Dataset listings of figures
···
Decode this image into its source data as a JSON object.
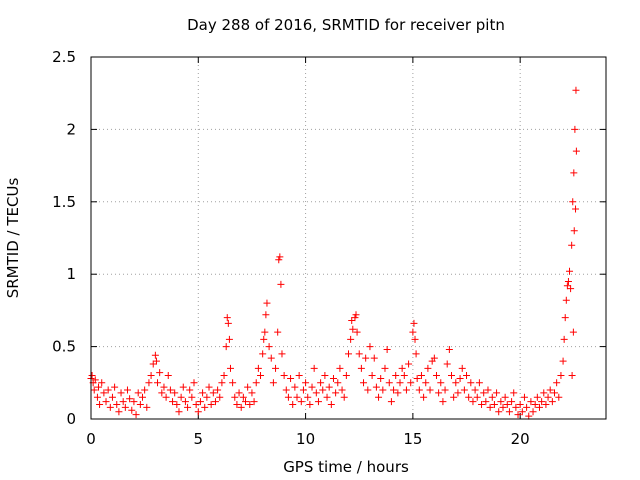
{
  "chart_data": {
    "type": "scatter",
    "title": "Day 288 of 2016, SRMTID for receiver pitn",
    "xlabel": "GPS time / hours",
    "ylabel": "SRMTID / TECUs",
    "xlim": [
      0,
      24
    ],
    "ylim": [
      0,
      2.5
    ],
    "xticks": [
      0,
      5,
      10,
      15,
      20
    ],
    "xtick_labels": [
      "0",
      "5",
      "10",
      "15",
      "20"
    ],
    "yticks": [
      0,
      0.5,
      1,
      1.5,
      2,
      2.5
    ],
    "ytick_labels": [
      "0",
      "0.5",
      "1",
      "1.5",
      "2",
      "2.5"
    ],
    "grid": true,
    "marker": "+",
    "marker_color": "#ff0000",
    "series": [
      {
        "name": "SRMTID",
        "points": [
          [
            0.0,
            0.28
          ],
          [
            0.05,
            0.3
          ],
          [
            0.1,
            0.25
          ],
          [
            0.15,
            0.2
          ],
          [
            0.2,
            0.27
          ],
          [
            0.3,
            0.15
          ],
          [
            0.35,
            0.22
          ],
          [
            0.4,
            0.1
          ],
          [
            0.5,
            0.25
          ],
          [
            0.6,
            0.18
          ],
          [
            0.7,
            0.12
          ],
          [
            0.8,
            0.2
          ],
          [
            0.9,
            0.08
          ],
          [
            1.0,
            0.15
          ],
          [
            1.1,
            0.22
          ],
          [
            1.2,
            0.1
          ],
          [
            1.3,
            0.05
          ],
          [
            1.4,
            0.18
          ],
          [
            1.5,
            0.12
          ],
          [
            1.6,
            0.08
          ],
          [
            1.7,
            0.2
          ],
          [
            1.8,
            0.14
          ],
          [
            1.9,
            0.06
          ],
          [
            2.0,
            0.12
          ],
          [
            2.1,
            0.03
          ],
          [
            2.2,
            0.18
          ],
          [
            2.3,
            0.1
          ],
          [
            2.4,
            0.15
          ],
          [
            2.5,
            0.2
          ],
          [
            2.6,
            0.08
          ],
          [
            2.7,
            0.25
          ],
          [
            2.8,
            0.3
          ],
          [
            2.9,
            0.38
          ],
          [
            3.0,
            0.44
          ],
          [
            3.05,
            0.4
          ],
          [
            3.1,
            0.25
          ],
          [
            3.2,
            0.32
          ],
          [
            3.3,
            0.18
          ],
          [
            3.4,
            0.22
          ],
          [
            3.5,
            0.15
          ],
          [
            3.6,
            0.3
          ],
          [
            3.7,
            0.2
          ],
          [
            3.8,
            0.12
          ],
          [
            3.9,
            0.18
          ],
          [
            4.0,
            0.1
          ],
          [
            4.1,
            0.05
          ],
          [
            4.2,
            0.15
          ],
          [
            4.3,
            0.22
          ],
          [
            4.4,
            0.12
          ],
          [
            4.5,
            0.08
          ],
          [
            4.6,
            0.2
          ],
          [
            4.7,
            0.15
          ],
          [
            4.8,
            0.25
          ],
          [
            4.9,
            0.1
          ],
          [
            5.0,
            0.05
          ],
          [
            5.1,
            0.12
          ],
          [
            5.2,
            0.18
          ],
          [
            5.3,
            0.08
          ],
          [
            5.4,
            0.15
          ],
          [
            5.5,
            0.22
          ],
          [
            5.6,
            0.1
          ],
          [
            5.7,
            0.18
          ],
          [
            5.8,
            0.12
          ],
          [
            5.9,
            0.2
          ],
          [
            6.0,
            0.15
          ],
          [
            6.1,
            0.25
          ],
          [
            6.2,
            0.3
          ],
          [
            6.3,
            0.5
          ],
          [
            6.35,
            0.7
          ],
          [
            6.4,
            0.66
          ],
          [
            6.45,
            0.55
          ],
          [
            6.5,
            0.35
          ],
          [
            6.6,
            0.25
          ],
          [
            6.7,
            0.15
          ],
          [
            6.8,
            0.1
          ],
          [
            6.9,
            0.18
          ],
          [
            7.0,
            0.08
          ],
          [
            7.1,
            0.15
          ],
          [
            7.2,
            0.12
          ],
          [
            7.3,
            0.22
          ],
          [
            7.4,
            0.1
          ],
          [
            7.5,
            0.18
          ],
          [
            7.6,
            0.12
          ],
          [
            7.7,
            0.25
          ],
          [
            7.8,
            0.35
          ],
          [
            7.9,
            0.3
          ],
          [
            8.0,
            0.45
          ],
          [
            8.05,
            0.55
          ],
          [
            8.1,
            0.6
          ],
          [
            8.15,
            0.72
          ],
          [
            8.2,
            0.8
          ],
          [
            8.3,
            0.5
          ],
          [
            8.4,
            0.42
          ],
          [
            8.5,
            0.25
          ],
          [
            8.6,
            0.35
          ],
          [
            8.7,
            0.6
          ],
          [
            8.75,
            1.1
          ],
          [
            8.8,
            1.12
          ],
          [
            8.85,
            0.93
          ],
          [
            8.9,
            0.45
          ],
          [
            9.0,
            0.3
          ],
          [
            9.1,
            0.2
          ],
          [
            9.2,
            0.15
          ],
          [
            9.3,
            0.28
          ],
          [
            9.4,
            0.1
          ],
          [
            9.5,
            0.22
          ],
          [
            9.6,
            0.15
          ],
          [
            9.7,
            0.3
          ],
          [
            9.8,
            0.12
          ],
          [
            9.9,
            0.2
          ],
          [
            10.0,
            0.25
          ],
          [
            10.1,
            0.15
          ],
          [
            10.2,
            0.1
          ],
          [
            10.3,
            0.22
          ],
          [
            10.4,
            0.35
          ],
          [
            10.5,
            0.18
          ],
          [
            10.6,
            0.12
          ],
          [
            10.7,
            0.25
          ],
          [
            10.8,
            0.2
          ],
          [
            10.9,
            0.3
          ],
          [
            11.0,
            0.15
          ],
          [
            11.1,
            0.22
          ],
          [
            11.2,
            0.1
          ],
          [
            11.3,
            0.28
          ],
          [
            11.4,
            0.18
          ],
          [
            11.5,
            0.25
          ],
          [
            11.6,
            0.35
          ],
          [
            11.7,
            0.2
          ],
          [
            11.8,
            0.15
          ],
          [
            11.9,
            0.3
          ],
          [
            12.0,
            0.45
          ],
          [
            12.1,
            0.55
          ],
          [
            12.15,
            0.68
          ],
          [
            12.2,
            0.62
          ],
          [
            12.3,
            0.7
          ],
          [
            12.35,
            0.72
          ],
          [
            12.4,
            0.6
          ],
          [
            12.5,
            0.45
          ],
          [
            12.6,
            0.35
          ],
          [
            12.7,
            0.25
          ],
          [
            12.8,
            0.42
          ],
          [
            12.9,
            0.2
          ],
          [
            13.0,
            0.5
          ],
          [
            13.1,
            0.3
          ],
          [
            13.2,
            0.42
          ],
          [
            13.3,
            0.22
          ],
          [
            13.4,
            0.15
          ],
          [
            13.5,
            0.28
          ],
          [
            13.6,
            0.2
          ],
          [
            13.7,
            0.35
          ],
          [
            13.8,
            0.48
          ],
          [
            13.9,
            0.25
          ],
          [
            14.0,
            0.12
          ],
          [
            14.1,
            0.2
          ],
          [
            14.2,
            0.3
          ],
          [
            14.3,
            0.18
          ],
          [
            14.4,
            0.25
          ],
          [
            14.5,
            0.35
          ],
          [
            14.6,
            0.3
          ],
          [
            14.7,
            0.2
          ],
          [
            14.8,
            0.38
          ],
          [
            14.9,
            0.25
          ],
          [
            15.0,
            0.6
          ],
          [
            15.05,
            0.66
          ],
          [
            15.1,
            0.55
          ],
          [
            15.15,
            0.45
          ],
          [
            15.2,
            0.28
          ],
          [
            15.3,
            0.2
          ],
          [
            15.4,
            0.3
          ],
          [
            15.5,
            0.15
          ],
          [
            15.6,
            0.25
          ],
          [
            15.7,
            0.35
          ],
          [
            15.8,
            0.2
          ],
          [
            15.9,
            0.4
          ],
          [
            16.0,
            0.42
          ],
          [
            16.1,
            0.3
          ],
          [
            16.2,
            0.18
          ],
          [
            16.3,
            0.25
          ],
          [
            16.4,
            0.12
          ],
          [
            16.5,
            0.2
          ],
          [
            16.6,
            0.38
          ],
          [
            16.7,
            0.48
          ],
          [
            16.8,
            0.3
          ],
          [
            16.9,
            0.15
          ],
          [
            17.0,
            0.25
          ],
          [
            17.1,
            0.18
          ],
          [
            17.2,
            0.28
          ],
          [
            17.3,
            0.35
          ],
          [
            17.4,
            0.2
          ],
          [
            17.5,
            0.3
          ],
          [
            17.6,
            0.15
          ],
          [
            17.7,
            0.25
          ],
          [
            17.8,
            0.12
          ],
          [
            17.9,
            0.2
          ],
          [
            18.0,
            0.15
          ],
          [
            18.1,
            0.25
          ],
          [
            18.2,
            0.1
          ],
          [
            18.3,
            0.18
          ],
          [
            18.4,
            0.12
          ],
          [
            18.5,
            0.2
          ],
          [
            18.6,
            0.08
          ],
          [
            18.7,
            0.15
          ],
          [
            18.8,
            0.1
          ],
          [
            18.9,
            0.18
          ],
          [
            19.0,
            0.05
          ],
          [
            19.1,
            0.12
          ],
          [
            19.2,
            0.08
          ],
          [
            19.3,
            0.15
          ],
          [
            19.4,
            0.1
          ],
          [
            19.5,
            0.05
          ],
          [
            19.6,
            0.12
          ],
          [
            19.7,
            0.18
          ],
          [
            19.8,
            0.08
          ],
          [
            19.9,
            0.03
          ],
          [
            20.0,
            0.1
          ],
          [
            20.1,
            0.05
          ],
          [
            20.2,
            0.15
          ],
          [
            20.3,
            0.08
          ],
          [
            20.4,
            0.02
          ],
          [
            20.5,
            0.12
          ],
          [
            20.6,
            0.05
          ],
          [
            20.7,
            0.1
          ],
          [
            20.8,
            0.15
          ],
          [
            20.9,
            0.08
          ],
          [
            21.0,
            0.12
          ],
          [
            21.1,
            0.18
          ],
          [
            21.2,
            0.1
          ],
          [
            21.3,
            0.15
          ],
          [
            21.4,
            0.2
          ],
          [
            21.5,
            0.12
          ],
          [
            21.6,
            0.18
          ],
          [
            21.7,
            0.25
          ],
          [
            21.8,
            0.15
          ],
          [
            21.9,
            0.3
          ],
          [
            22.0,
            0.4
          ],
          [
            22.05,
            0.55
          ],
          [
            22.1,
            0.7
          ],
          [
            22.15,
            0.82
          ],
          [
            22.2,
            0.92
          ],
          [
            22.25,
            0.95
          ],
          [
            22.3,
            1.02
          ],
          [
            22.35,
            0.9
          ],
          [
            22.4,
            1.2
          ],
          [
            22.45,
            1.5
          ],
          [
            22.5,
            1.7
          ],
          [
            22.55,
            2.0
          ],
          [
            22.6,
            2.27
          ],
          [
            22.62,
            1.85
          ],
          [
            22.58,
            1.45
          ],
          [
            22.52,
            1.3
          ],
          [
            22.48,
            0.6
          ],
          [
            22.42,
            0.3
          ]
        ]
      }
    ]
  }
}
···
- _Exercise instructions_
Gather all the lines that include the word "SRMTID" and copy them out.

- _Full output_
    "title": "Day 288 of 2016, SRMTID for receiver pitn",
    "ylabel": "SRMTID / TECUs",
        "name": "SRMTID",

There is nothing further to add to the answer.